HOW TO COMPLETE THIS TASK =>
Below are records to repeat exactly; do not include any pictures.

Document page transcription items
....

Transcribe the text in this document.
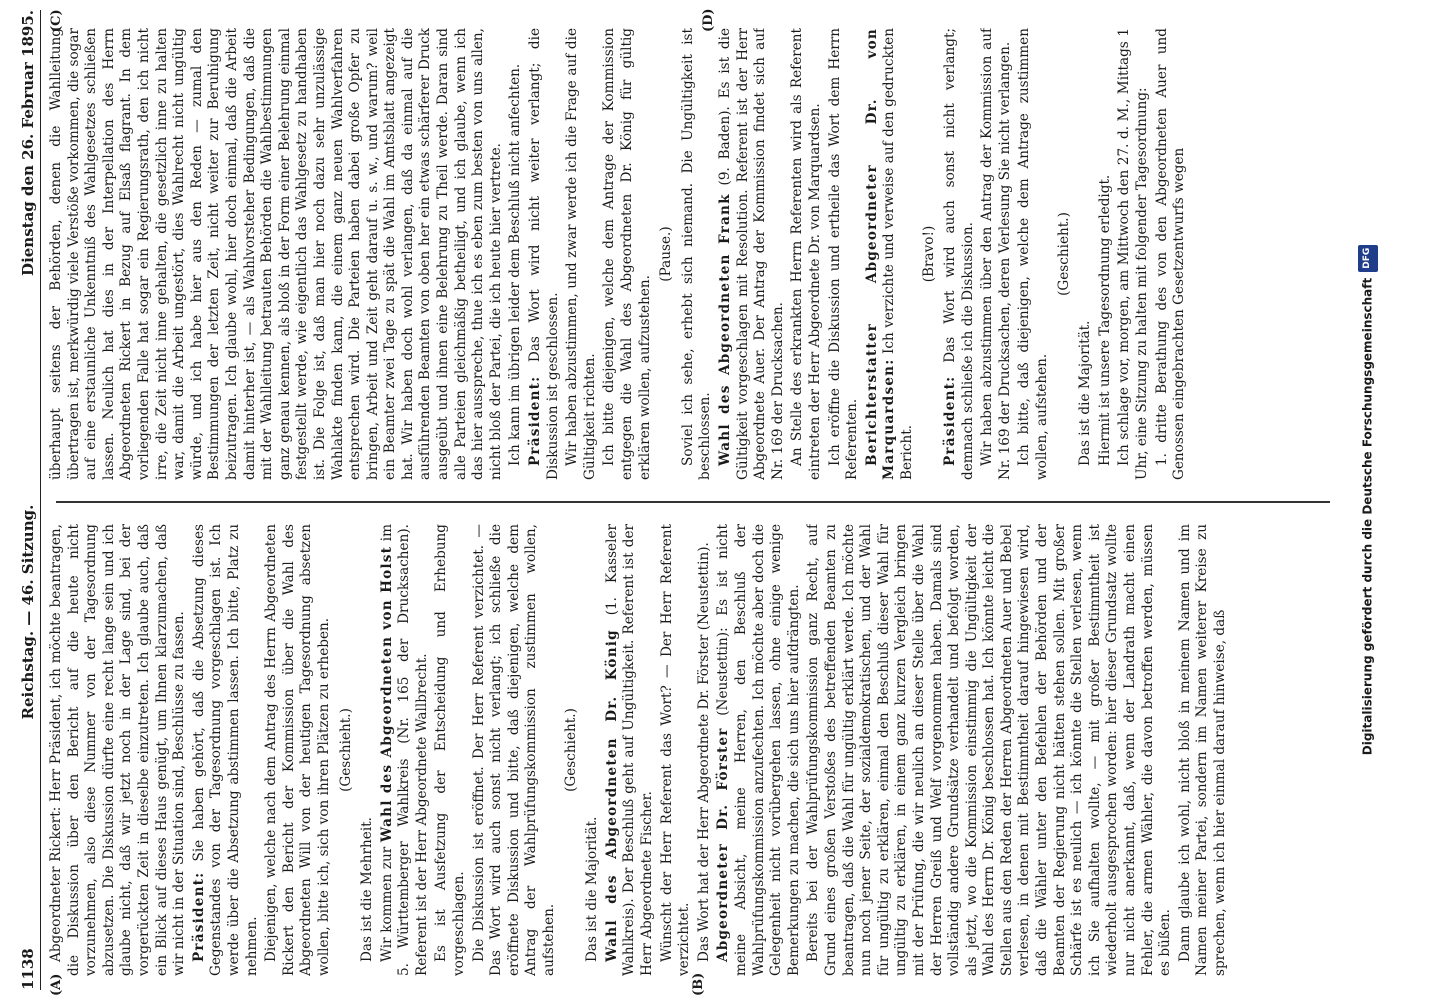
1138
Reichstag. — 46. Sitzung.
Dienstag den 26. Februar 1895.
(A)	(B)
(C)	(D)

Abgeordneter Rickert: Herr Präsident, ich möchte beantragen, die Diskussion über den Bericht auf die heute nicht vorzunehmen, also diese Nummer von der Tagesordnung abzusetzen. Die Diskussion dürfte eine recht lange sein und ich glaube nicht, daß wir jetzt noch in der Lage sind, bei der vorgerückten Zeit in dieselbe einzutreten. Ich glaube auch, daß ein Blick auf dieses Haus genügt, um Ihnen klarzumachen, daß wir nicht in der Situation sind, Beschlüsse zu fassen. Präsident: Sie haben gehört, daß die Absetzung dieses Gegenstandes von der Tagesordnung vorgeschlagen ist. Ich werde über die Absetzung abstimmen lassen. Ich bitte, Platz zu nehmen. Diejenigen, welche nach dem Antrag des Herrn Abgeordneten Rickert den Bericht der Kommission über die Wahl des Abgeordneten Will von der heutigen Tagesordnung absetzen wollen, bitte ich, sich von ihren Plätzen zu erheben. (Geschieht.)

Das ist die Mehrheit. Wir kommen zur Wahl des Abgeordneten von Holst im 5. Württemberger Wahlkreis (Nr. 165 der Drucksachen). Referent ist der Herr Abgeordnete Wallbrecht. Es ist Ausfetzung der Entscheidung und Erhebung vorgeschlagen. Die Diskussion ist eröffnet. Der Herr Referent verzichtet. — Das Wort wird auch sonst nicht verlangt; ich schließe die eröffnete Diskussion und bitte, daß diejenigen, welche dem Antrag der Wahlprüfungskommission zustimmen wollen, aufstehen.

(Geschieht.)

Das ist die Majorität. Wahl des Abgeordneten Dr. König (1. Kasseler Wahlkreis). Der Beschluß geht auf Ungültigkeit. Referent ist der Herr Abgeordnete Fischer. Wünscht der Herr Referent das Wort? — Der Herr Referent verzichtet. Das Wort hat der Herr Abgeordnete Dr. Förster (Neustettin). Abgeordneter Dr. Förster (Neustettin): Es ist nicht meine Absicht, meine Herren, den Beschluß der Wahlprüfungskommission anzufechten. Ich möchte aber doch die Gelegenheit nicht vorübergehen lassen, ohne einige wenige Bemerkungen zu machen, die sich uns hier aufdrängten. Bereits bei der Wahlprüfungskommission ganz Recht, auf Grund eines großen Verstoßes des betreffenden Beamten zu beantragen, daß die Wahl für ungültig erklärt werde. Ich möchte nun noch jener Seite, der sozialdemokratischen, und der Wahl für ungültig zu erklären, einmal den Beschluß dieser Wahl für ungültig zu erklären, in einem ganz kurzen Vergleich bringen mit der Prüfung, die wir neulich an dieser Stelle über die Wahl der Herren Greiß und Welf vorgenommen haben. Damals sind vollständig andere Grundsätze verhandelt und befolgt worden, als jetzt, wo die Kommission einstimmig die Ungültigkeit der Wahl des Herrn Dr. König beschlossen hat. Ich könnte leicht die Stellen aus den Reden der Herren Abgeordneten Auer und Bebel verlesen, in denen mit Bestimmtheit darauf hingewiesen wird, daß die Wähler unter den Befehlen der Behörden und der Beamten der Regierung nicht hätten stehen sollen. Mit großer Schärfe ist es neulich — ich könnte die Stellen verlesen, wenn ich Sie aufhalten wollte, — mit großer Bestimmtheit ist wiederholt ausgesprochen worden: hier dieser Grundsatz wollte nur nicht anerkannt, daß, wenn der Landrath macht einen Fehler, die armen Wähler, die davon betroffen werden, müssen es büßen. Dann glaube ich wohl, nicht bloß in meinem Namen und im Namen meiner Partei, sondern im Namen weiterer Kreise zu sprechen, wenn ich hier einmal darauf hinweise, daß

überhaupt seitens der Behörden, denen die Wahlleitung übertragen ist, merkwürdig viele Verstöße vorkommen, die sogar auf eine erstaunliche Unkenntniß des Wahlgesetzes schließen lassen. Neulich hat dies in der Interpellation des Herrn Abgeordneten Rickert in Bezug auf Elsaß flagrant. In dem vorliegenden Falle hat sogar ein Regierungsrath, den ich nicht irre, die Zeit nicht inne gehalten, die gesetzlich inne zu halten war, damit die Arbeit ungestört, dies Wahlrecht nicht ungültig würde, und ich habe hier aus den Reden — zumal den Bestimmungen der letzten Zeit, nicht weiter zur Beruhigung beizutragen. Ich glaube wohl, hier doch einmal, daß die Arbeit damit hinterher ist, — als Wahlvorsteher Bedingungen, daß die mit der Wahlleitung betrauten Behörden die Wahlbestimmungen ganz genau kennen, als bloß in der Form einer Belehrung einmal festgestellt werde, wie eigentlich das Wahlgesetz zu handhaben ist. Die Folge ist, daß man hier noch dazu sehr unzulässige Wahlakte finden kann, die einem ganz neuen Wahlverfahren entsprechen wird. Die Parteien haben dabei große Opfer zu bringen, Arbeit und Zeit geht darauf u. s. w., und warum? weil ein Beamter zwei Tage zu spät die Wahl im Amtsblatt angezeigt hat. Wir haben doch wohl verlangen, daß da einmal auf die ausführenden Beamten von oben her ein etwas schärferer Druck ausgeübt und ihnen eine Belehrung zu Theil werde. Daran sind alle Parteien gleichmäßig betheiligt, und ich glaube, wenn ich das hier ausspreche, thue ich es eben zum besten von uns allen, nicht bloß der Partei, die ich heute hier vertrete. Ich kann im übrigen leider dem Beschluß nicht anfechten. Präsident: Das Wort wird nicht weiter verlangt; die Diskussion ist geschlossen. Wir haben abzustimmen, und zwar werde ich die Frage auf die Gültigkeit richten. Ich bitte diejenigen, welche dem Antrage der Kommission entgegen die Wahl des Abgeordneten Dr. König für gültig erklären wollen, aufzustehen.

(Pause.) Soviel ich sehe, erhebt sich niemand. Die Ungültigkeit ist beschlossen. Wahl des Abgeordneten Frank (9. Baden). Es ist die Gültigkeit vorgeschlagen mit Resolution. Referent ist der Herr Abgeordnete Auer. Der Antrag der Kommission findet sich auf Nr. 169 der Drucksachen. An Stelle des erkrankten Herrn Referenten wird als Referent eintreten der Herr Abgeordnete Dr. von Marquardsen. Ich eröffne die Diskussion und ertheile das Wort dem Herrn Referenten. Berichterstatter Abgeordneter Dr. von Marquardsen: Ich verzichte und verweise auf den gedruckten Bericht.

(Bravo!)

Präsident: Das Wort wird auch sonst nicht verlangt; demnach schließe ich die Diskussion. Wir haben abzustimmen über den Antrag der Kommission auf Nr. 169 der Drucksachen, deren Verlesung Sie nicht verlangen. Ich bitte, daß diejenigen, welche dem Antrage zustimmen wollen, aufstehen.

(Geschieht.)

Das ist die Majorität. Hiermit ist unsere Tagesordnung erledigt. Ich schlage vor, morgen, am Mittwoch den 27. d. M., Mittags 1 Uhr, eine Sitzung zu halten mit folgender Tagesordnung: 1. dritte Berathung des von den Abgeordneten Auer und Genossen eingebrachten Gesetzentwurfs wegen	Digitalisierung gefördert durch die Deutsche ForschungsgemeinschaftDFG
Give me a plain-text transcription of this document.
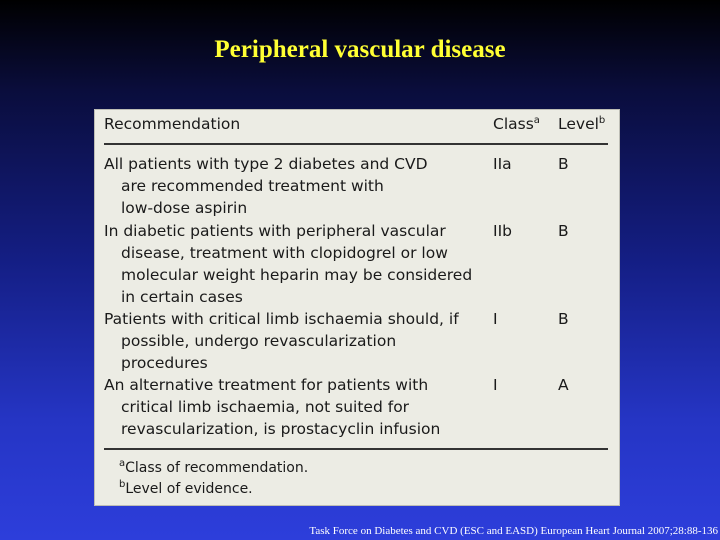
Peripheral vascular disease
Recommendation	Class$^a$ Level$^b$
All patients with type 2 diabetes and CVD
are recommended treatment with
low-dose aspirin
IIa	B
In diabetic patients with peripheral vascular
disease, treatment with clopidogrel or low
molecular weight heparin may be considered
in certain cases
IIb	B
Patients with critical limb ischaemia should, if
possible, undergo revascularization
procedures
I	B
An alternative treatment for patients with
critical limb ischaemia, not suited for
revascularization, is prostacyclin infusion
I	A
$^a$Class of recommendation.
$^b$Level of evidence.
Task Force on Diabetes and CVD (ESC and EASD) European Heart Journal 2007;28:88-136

....

EXERCISE SOLUTION =>
Transcribe the text in this document.
1138
Reichstag. — 46. Sitzung.
Dienstag den 26. Februar 1895.
(A)	(B)
(C)	(D)

Abgeordneter Rickert: Herr Präsident, ich möchte beantragen, die Diskussion über den Bericht auf die heute nicht vorzunehmen, also diese Nummer von der Tagesordnung abzusetzen. Die Diskussion dürfte eine recht lange sein und ich glaube nicht, daß wir jetzt noch in der Lage sind, bei der vorgerückten Zeit in dieselbe einzutreten. Ich glaube auch, daß ein Blick auf dieses Haus genügt, um Ihnen klarzumachen, daß wir nicht in der Situation sind, Beschlüsse zu fassen. Präsident: Sie haben gehört, daß die Absetzung dieses Gegenstandes von der Tagesordnung vorgeschlagen ist. Ich werde über die Absetzung abstimmen lassen. Ich bitte, Platz zu nehmen. Diejenigen, welche nach dem Antrag des Herrn Abgeordneten Rickert den Bericht der Kommission über die Wahl des Abgeordneten Will von der heutigen Tagesordnung absetzen wollen, bitte ich, sich von ihren Plätzen zu erheben. (Geschieht.)

Das ist die Mehrheit. Wir kommen zur Wahl des Abgeordneten von Holst im 5. Württemberger Wahlkreis (Nr. 165 der Drucksachen). Referent ist der Herr Abgeordnete Wallbrecht. Es ist Ausfetzung der Entscheidung und Erhebung vorgeschlagen. Die Diskussion ist eröffnet. Der Herr Referent verzichtet. — Das Wort wird auch sonst nicht verlangt; ich schließe die eröffnete Diskussion und bitte, daß diejenigen, welche dem Antrag der Wahlprüfungskommission zustimmen wollen, aufstehen.

(Geschieht.)

Das ist die Majorität. Wahl des Abgeordneten Dr. König (1. Kasseler Wahlkreis). Der Beschluß geht auf Ungültigkeit. Referent ist der Herr Abgeordnete Fischer. Wünscht der Herr Referent das Wort? — Der Herr Referent verzichtet. Das Wort hat der Herr Abgeordnete Dr. Förster (Neustettin). Abgeordneter Dr. Förster (Neustettin): Es ist nicht meine Absicht, meine Herren, den Beschluß der Wahlprüfungskommission anzufechten. Ich möchte aber doch die Gelegenheit nicht vorübergehen lassen, ohne einige wenige Bemerkungen zu machen, die sich uns hier aufdrängten. Bereits bei der Wahlprüfungskommission ganz Recht, auf Grund eines großen Verstoßes des betreffenden Beamten zu beantragen, daß die Wahl für ungültig erklärt werde. Ich möchte nun noch jener Seite, der sozialdemokratischen, und der Wahl für ungültig zu erklären, einmal den Beschluß dieser Wahl für ungültig zu erklären, in einem ganz kurzen Vergleich bringen mit der Prüfung, die wir neulich an dieser Stelle über die Wahl der Herren Greiß und Welf vorgenommen haben. Damals sind vollständig andere Grundsätze verhandelt und befolgt worden, als jetzt, wo die Kommission einstimmig die Ungültigkeit der Wahl des Herrn Dr. König beschlossen hat. Ich könnte leicht die Stellen aus den Reden der Herren Abgeordneten Auer und Bebel verlesen, in denen mit Bestimmtheit darauf hingewiesen wird, daß die Wähler unter den Befehlen der Behörden und der Beamten der Regierung nicht hätten stehen sollen. Mit großer Schärfe ist es neulich — ich könnte die Stellen verlesen, wenn ich Sie aufhalten wollte, — mit großer Bestimmtheit ist wiederholt ausgesprochen worden: hier dieser Grundsatz wollte nur nicht anerkannt, daß, wenn der Landrath macht einen Fehler, die armen Wähler, die davon betroffen werden, müssen es büßen. Dann glaube ich wohl, nicht bloß in meinem Namen und im Namen meiner Partei, sondern im Namen weiterer Kreise zu sprechen, wenn ich hier einmal darauf hinweise, daß

überhaupt seitens der Behörden, denen die Wahlleitung übertragen ist, merkwürdig viele Verstöße vorkommen, die sogar auf eine erstaunliche Unkenntniß des Wahlgesetzes schließen lassen. Neulich hat dies in der Interpellation des Herrn Abgeordneten Rickert in Bezug auf Elsaß flagrant. In dem vorliegenden Falle hat sogar ein Regierungsrath, den ich nicht irre, die Zeit nicht inne gehalten, die gesetzlich inne zu halten war, damit die Arbeit ungestört, dies Wahlrecht nicht ungültig würde, und ich habe hier aus den Reden — zumal den Bestimmungen der letzten Zeit, nicht weiter zur Beruhigung beizutragen. Ich glaube wohl, hier doch einmal, daß die Arbeit damit hinterher ist, — als Wahlvorsteher Bedingungen, daß die mit der Wahlleitung betrauten Behörden die Wahlbestimmungen ganz genau kennen, als bloß in der Form einer Belehrung einmal festgestellt werde, wie eigentlich das Wahlgesetz zu handhaben ist. Die Folge ist, daß man hier noch dazu sehr unzulässige Wahlakte finden kann, die einem ganz neuen Wahlverfahren entsprechen wird. Die Parteien haben dabei große Opfer zu bringen, Arbeit und Zeit geht darauf u. s. w., und warum? weil ein Beamter zwei Tage zu spät die Wahl im Amtsblatt angezeigt hat. Wir haben doch wohl verlangen, daß da einmal auf die ausführenden Beamten von oben her ein etwas schärferer Druck ausgeübt und ihnen eine Belehrung zu Theil werde. Daran sind alle Parteien gleichmäßig betheiligt, und ich glaube, wenn ich das hier ausspreche, thue ich es eben zum besten von uns allen, nicht bloß der Partei, die ich heute hier vertrete. Ich kann im übrigen leider dem Beschluß nicht anfechten. Präsident: Das Wort wird nicht weiter verlangt; die Diskussion ist geschlossen. Wir haben abzustimmen, und zwar werde ich die Frage auf die Gültigkeit richten. Ich bitte diejenigen, welche dem Antrage der Kommission entgegen die Wahl des Abgeordneten Dr. König für gültig erklären wollen, aufzustehen.

(Pause.) Soviel ich sehe, erhebt sich niemand. Die Ungültigkeit ist beschlossen. Wahl des Abgeordneten Frank (9. Baden). Es ist die Gültigkeit vorgeschlagen mit Resolution. Referent ist der Herr Abgeordnete Auer. Der Antrag der Kommission findet sich auf Nr. 169 der Drucksachen. An Stelle des erkrankten Herrn Referenten wird als Referent eintreten der Herr Abgeordnete Dr. von Marquardsen. Ich eröffne die Diskussion und ertheile das Wort dem Herrn Referenten. Berichterstatter Abgeordneter Dr. von Marquardsen: Ich verzichte und verweise auf den gedruckten Bericht.

(Bravo!)

Präsident: Das Wort wird auch sonst nicht verlangt; demnach schließe ich die Diskussion. Wir haben abzustimmen über den Antrag der Kommission auf Nr. 169 der Drucksachen, deren Verlesung Sie nicht verlangen. Ich bitte, daß diejenigen, welche dem Antrage zustimmen wollen, aufstehen.

(Geschieht.)

Das ist die Majorität. Hiermit ist unsere Tagesordnung erledigt. Ich schlage vor, morgen, am Mittwoch den 27. d. M., Mittags 1 Uhr, eine Sitzung zu halten mit folgender Tagesordnung: 1. dritte Berathung des von den Abgeordneten Auer und Genossen eingebrachten Gesetzentwurfs wegen	Digitalisierung gefördert durch die Deutsche ForschungsgemeinschaftDFG
Give me a plain-text transcription of this document.
Peripheral vascular disease
Recommendation	Class$^a$ Level$^b$
All patients with type 2 diabetes and CVD
are recommended treatment with
low-dose aspirin
IIa	B
In diabetic patients with peripheral vascular
disease, treatment with clopidogrel or low
molecular weight heparin may be considered
in certain cases
IIb	B
Patients with critical limb ischaemia should, if
possible, undergo revascularization
procedures
I	B
An alternative treatment for patients with
critical limb ischaemia, not suited for
revascularization, is prostacyclin infusion
I	A
$^a$Class of recommendation.
$^b$Level of evidence.
Task Force on Diabetes and CVD (ESC and EASD) European Heart Journal 2007;28:88-136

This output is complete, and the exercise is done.